Excerpt provided

════════════════════

Jammeh's intention may be to forestall an ICC intervention and to consolidate support before the elections in December. It may also be a bid to undermine his former Justice Minister, ICC Prosecutor Bensouda, who has emerged as singularly determined to pursue the Court's mandate, despite mounting political pressure. Together, the personal agendas of Jammeh, Nkurunziza and Zuma fall far short of making a compelling case for a mass walkout from the Court, say several African officials who remain highly critical of its performance and of the geo-politics that constrain it.
• The Public Protector Thuli Madonsela’s full report on the Gupta family and President Zuma is available here:
Leaving with a whimper not a bang
United Nations Secretary General Ban Ki-moon is asking Burundi, Gambia and South Africa to reconsider their withdrawal from the International Criminal Court. Prosecutor Fatou Bensouda, who staffers say is really frustrated by the walk out, says it will not derail the ICC.
The Assembly of States Parties, which meets in the Hague, Netherlands, on 16-24 November, is the Court's legislative body. It is responsible for electing judges, dealing with budgetary and other operational issues, taking up members' concerns and handling amendments to the Rome Stature and changes to its own rules. The ASP is also the forum to which the ICC refers matters of non-cooperation. Its members are professional diplomats: they prefer to discuss and compromise rather than to sanction. It is part of a wider deal-making arena where matters of economic and strategic advantage often trump human rights issues. Neither Burundi nor Gambia have much leverage with other member states. South Africa, amid its internal political turmoil, is a different matter.
When Kenya was unable to get the UN Security Council to postpone its cases for a year in 2013, it went to the ASP. However, it was too late in its calls to amend the Rome Statute to allow for immunity and in any case, would have been unlikely to succeed. Instead, ASP delegates decided to change the ICC's rules to permit senior officials with exceptional responsibility to be allowed to absent themselves from the Court while their case was proceeding, unless specifically requested to attend by ICC judges.

════════════════════

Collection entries
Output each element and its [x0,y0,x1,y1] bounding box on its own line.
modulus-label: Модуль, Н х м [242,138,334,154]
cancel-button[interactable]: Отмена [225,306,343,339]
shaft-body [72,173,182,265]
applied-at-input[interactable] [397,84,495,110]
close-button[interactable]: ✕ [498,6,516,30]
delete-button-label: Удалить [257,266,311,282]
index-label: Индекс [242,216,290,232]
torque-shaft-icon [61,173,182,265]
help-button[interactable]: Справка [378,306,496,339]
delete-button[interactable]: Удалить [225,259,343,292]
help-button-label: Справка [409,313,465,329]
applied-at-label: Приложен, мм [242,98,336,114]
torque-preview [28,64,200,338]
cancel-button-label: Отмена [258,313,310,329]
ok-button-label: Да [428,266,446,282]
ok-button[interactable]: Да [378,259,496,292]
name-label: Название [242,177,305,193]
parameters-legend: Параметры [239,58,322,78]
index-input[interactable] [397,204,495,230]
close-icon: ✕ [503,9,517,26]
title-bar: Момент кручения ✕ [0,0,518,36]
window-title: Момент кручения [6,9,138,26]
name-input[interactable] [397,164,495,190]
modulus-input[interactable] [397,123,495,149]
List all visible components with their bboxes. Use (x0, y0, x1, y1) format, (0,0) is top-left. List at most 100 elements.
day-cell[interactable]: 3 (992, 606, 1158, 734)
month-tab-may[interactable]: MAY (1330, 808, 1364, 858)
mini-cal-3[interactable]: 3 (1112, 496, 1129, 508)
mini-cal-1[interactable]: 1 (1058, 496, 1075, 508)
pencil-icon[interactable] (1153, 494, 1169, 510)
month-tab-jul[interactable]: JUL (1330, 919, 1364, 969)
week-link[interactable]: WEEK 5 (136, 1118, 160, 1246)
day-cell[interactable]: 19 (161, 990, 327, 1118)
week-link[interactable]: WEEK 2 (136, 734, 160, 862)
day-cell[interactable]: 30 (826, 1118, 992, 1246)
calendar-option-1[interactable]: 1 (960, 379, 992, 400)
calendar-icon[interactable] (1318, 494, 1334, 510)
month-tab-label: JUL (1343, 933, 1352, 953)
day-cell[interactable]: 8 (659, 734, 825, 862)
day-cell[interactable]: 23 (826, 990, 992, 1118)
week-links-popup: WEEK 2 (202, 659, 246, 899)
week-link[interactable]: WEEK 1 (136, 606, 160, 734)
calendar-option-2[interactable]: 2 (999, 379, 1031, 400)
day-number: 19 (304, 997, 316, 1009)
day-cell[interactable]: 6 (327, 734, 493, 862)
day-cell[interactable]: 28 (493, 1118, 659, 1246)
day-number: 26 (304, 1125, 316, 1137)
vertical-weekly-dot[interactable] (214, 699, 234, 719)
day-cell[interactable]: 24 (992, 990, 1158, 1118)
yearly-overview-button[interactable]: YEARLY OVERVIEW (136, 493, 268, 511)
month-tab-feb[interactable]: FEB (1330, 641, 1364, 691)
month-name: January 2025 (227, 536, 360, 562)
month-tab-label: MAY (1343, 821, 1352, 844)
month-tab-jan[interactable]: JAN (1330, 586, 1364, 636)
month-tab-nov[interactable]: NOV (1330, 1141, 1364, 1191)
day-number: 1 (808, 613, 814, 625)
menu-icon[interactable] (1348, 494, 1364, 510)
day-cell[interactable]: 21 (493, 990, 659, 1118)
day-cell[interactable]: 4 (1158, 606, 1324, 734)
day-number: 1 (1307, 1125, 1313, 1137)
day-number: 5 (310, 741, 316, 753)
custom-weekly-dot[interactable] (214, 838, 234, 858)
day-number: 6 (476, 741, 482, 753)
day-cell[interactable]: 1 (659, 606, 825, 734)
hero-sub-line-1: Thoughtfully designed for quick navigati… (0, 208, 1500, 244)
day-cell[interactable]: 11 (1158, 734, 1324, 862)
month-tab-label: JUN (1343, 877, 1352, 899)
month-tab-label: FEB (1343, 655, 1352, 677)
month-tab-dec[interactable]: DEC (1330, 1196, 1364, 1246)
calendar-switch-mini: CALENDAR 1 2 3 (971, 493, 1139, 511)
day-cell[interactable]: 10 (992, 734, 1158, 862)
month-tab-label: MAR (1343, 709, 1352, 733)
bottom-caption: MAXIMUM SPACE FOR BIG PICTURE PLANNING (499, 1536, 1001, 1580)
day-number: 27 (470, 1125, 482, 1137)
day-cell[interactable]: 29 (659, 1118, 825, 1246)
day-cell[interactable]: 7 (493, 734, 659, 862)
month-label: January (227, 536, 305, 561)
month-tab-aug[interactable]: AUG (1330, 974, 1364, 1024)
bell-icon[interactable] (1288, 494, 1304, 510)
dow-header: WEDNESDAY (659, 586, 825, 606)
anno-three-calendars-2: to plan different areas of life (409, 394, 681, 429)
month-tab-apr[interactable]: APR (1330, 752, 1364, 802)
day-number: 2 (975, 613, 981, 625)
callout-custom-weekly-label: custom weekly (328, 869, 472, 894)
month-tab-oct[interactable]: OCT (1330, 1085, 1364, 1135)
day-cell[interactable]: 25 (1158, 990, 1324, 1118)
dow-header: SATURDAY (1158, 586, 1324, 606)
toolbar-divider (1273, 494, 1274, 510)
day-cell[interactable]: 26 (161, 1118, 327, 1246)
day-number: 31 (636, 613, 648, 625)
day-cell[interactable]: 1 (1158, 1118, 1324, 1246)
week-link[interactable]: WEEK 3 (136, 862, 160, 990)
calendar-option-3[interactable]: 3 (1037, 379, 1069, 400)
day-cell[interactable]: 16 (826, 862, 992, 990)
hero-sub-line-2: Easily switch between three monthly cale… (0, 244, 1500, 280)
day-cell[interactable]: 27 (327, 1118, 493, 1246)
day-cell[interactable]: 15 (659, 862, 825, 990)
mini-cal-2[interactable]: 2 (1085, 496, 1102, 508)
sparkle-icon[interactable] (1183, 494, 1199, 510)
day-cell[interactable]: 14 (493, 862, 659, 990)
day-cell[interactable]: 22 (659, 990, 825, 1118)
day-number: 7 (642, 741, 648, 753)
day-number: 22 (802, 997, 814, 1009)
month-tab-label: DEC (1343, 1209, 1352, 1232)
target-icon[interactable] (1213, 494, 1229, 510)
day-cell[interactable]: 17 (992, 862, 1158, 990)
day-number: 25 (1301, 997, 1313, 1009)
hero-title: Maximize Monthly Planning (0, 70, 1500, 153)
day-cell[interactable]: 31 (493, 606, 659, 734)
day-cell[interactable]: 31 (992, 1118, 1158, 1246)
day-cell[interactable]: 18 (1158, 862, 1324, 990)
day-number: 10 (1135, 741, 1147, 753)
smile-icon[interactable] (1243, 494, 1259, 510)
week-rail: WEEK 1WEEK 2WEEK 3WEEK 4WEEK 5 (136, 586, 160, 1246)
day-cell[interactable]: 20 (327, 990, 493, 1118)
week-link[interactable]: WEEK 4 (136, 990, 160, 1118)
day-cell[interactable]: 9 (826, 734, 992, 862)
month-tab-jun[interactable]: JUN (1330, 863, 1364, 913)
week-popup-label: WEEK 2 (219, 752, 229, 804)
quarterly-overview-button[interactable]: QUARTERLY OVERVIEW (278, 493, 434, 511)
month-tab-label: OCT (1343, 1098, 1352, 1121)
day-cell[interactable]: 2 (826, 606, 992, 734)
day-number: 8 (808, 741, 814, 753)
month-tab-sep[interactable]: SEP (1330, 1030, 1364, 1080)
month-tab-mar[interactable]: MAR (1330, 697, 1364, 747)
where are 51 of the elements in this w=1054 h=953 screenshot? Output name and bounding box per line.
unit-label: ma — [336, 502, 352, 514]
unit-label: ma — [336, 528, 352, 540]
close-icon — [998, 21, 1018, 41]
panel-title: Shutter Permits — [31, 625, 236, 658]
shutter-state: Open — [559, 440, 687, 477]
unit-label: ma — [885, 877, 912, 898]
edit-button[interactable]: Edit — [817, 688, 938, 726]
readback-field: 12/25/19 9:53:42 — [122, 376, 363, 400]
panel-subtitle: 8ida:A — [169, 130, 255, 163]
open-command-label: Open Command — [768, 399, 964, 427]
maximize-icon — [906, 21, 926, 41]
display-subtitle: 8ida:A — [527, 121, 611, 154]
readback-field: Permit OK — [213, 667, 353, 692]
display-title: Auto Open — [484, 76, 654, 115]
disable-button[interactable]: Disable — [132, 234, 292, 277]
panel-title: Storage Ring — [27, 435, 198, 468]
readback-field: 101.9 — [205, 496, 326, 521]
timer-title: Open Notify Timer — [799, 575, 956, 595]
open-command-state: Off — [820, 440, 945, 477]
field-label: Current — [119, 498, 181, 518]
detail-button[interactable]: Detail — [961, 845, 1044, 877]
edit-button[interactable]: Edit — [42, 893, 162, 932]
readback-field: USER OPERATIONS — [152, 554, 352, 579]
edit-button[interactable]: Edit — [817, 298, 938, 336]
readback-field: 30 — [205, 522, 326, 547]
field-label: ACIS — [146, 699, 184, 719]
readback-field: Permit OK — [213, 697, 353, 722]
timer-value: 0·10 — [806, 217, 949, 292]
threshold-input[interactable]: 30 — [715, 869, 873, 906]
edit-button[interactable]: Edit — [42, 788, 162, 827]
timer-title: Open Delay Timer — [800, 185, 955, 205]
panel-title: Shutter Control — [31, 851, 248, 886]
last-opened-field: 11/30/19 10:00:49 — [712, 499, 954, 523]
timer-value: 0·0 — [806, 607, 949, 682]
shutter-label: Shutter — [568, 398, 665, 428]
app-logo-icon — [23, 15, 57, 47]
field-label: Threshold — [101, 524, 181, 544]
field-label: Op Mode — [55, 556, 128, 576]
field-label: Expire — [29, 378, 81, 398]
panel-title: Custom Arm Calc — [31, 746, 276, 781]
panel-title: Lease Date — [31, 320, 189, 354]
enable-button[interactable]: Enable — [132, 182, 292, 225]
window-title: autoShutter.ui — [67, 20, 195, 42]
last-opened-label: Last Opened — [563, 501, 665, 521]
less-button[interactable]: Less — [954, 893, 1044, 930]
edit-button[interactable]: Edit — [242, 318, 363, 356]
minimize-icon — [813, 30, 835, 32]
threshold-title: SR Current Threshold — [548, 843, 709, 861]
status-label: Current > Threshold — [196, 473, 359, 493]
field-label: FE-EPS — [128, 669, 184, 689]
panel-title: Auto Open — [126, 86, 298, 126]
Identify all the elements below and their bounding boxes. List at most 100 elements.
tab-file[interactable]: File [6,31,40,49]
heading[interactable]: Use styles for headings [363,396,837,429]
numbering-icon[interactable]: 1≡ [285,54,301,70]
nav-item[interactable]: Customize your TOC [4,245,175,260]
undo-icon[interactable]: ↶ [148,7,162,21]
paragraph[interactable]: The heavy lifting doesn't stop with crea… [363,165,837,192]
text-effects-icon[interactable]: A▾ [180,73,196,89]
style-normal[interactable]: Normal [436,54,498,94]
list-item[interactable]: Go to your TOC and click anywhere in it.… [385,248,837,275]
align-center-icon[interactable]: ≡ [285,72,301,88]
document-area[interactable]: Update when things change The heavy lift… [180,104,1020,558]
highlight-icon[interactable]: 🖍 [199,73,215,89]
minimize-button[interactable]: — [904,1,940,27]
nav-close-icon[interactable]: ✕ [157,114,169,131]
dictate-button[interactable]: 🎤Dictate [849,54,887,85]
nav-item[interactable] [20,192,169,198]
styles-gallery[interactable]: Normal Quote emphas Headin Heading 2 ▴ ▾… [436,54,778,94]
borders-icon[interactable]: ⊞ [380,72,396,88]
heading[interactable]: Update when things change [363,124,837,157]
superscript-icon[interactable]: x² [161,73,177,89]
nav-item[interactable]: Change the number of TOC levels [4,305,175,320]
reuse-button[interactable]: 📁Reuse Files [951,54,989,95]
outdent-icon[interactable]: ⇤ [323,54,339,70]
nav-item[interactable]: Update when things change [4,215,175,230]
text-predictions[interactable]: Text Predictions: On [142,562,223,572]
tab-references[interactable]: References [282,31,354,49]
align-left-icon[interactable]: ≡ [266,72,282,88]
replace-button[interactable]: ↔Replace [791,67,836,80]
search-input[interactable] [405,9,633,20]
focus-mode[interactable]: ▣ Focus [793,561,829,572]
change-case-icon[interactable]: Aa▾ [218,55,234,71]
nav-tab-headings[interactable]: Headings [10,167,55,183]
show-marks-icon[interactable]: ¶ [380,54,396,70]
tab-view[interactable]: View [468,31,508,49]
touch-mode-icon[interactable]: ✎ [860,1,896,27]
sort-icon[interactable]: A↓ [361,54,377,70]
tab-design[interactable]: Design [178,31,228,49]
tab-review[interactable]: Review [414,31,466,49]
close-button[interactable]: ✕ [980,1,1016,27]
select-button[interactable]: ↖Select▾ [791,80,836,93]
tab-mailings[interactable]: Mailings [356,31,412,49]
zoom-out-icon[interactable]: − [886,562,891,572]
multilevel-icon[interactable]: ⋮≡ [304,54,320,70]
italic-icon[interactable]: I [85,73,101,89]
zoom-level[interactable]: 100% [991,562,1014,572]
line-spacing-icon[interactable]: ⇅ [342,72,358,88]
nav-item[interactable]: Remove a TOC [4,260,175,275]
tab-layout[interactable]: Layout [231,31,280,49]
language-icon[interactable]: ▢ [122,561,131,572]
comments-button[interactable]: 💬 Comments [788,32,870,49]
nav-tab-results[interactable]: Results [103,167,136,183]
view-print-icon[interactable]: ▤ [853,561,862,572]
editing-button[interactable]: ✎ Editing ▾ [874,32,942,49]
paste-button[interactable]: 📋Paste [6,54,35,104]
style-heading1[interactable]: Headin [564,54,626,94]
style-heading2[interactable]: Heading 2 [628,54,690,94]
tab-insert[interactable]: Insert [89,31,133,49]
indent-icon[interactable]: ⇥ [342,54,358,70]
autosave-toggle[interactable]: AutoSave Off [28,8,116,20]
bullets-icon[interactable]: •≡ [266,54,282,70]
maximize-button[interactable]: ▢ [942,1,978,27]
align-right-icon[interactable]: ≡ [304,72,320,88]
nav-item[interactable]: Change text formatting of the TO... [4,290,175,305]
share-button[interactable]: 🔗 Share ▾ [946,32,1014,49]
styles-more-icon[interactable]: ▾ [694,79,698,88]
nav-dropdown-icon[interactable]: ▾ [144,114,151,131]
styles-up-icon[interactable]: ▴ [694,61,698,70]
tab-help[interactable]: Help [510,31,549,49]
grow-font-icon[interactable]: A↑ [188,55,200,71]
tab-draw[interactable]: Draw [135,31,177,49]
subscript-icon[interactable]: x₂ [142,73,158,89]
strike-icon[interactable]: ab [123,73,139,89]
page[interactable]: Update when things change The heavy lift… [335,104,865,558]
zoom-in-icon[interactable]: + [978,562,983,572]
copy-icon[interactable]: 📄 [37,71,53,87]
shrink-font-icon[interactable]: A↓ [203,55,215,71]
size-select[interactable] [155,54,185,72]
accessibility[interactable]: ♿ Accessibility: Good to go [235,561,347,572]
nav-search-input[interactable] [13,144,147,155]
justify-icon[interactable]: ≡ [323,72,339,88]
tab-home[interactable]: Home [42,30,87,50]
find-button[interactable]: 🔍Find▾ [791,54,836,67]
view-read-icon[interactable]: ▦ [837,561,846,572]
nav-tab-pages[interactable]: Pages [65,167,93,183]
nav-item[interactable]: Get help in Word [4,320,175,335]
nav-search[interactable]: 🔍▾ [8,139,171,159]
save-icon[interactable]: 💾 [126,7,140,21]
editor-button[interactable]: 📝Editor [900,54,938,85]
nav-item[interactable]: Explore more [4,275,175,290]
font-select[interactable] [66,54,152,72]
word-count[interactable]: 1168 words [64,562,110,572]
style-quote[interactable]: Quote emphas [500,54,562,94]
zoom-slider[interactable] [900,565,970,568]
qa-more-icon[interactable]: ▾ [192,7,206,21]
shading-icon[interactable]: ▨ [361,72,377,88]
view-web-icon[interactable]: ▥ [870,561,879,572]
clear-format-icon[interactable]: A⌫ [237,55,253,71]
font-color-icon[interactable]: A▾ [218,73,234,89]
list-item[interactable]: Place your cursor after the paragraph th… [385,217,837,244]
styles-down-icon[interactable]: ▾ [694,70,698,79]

════════════════════

Activity 1
Can you sum up the excerpt on African withdrawals from the ICC in two sentences?
Activity 2
Will you quote the part of the excerpt on African withdrawals from the ICC that opens with the words containing "Jammeh's intention may" and closes with "that constrain it."?
Rely on nothing but the excerpt on African withdrawals from the ICC.

Exercise result 1
Ban Ki-moon is asking Burundi, Gambia and South Africa to reconsider leaving the International Criminal Court, and Prosecutor Fatou Bensouda says the walkout will not derail it. Several African officials say the personal agendas of Jammeh, Nkurunziza and Zuma fall far short of a compelling case for a mass walkout, and in the Assembly of States Parties, the Court's legislative body of professional diplomats, Burundi and Gambia have little leverage while South Africa is a different matter.

Exercise result 2
Jammeh's intention may be to forestall an ICC intervention and to consolidate support before the elections in December. It may also be a bid to undermine his former Justice Minister, ICC Prosecutor Bensouda, who has emerged as singularly determined to pursue the Court's mandate, despite mounting political pressure. Together, the personal agendas of Jammeh, Nkurunziza and Zuma fall far short of making a compelling case for a mass walkout from the Court, say several African officials who remain highly critical of its performance and of the geo-politics that constrain it.